• **Exercise brief**
What follows is a set of entries. Give them again exactly, without the pictures.

********************

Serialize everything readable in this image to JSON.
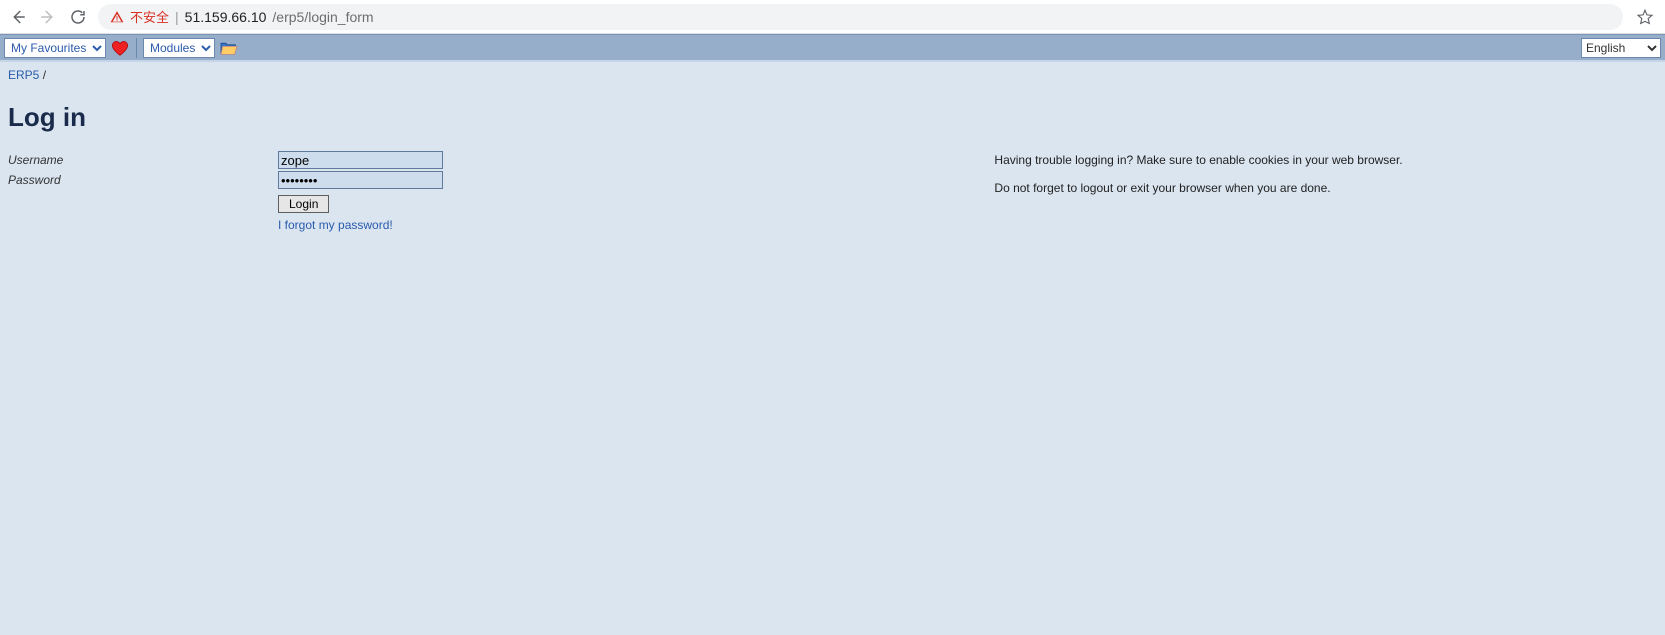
{
  "browser": {
    "insecure_label": "不安全",
    "url_host": "51.159.66.10",
    "url_path": "/erp5/login_form"
  },
  "toolbar": {
    "favourites_label": "My Favourites",
    "modules_label": "Modules",
    "language_selected": "English"
  },
  "breadcrumb": {
    "root": "ERP5",
    "sep": "/"
  },
  "page": {
    "title": "Log in"
  },
  "form": {
    "username_label": "Username",
    "username_value": "zope",
    "password_label": "Password",
    "password_value": "••••••••",
    "login_button": "Login",
    "forgot_link": "I forgot my password!"
  },
  "help": {
    "line1": "Having trouble logging in? Make sure to enable cookies in your web browser.",
    "line2": "Do not forget to logout or exit your browser when you are done."
  }
}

********************

• **The completed task**
Serialize everything readable in this image to JSON.
{
  "browser": {
    "insecure_label": "不安全",
    "url_host": "51.159.66.10",
    "url_path": "/erp5/login_form"
  },
  "toolbar": {
    "favourites_label": "My Favourites",
    "modules_label": "Modules",
    "language_selected": "English"
  },
  "breadcrumb": {
    "root": "ERP5",
    "sep": "/"
  },
  "page": {
    "title": "Log in"
  },
  "form": {
    "username_label": "Username",
    "username_value": "zope",
    "password_label": "Password",
    "password_value": "••••••••",
    "login_button": "Login",
    "forgot_link": "I forgot my password!"
  },
  "help": {
    "line1": "Having trouble logging in? Make sure to enable cookies in your web browser.",
    "line2": "Do not forget to logout or exit your browser when you are done."
  }
}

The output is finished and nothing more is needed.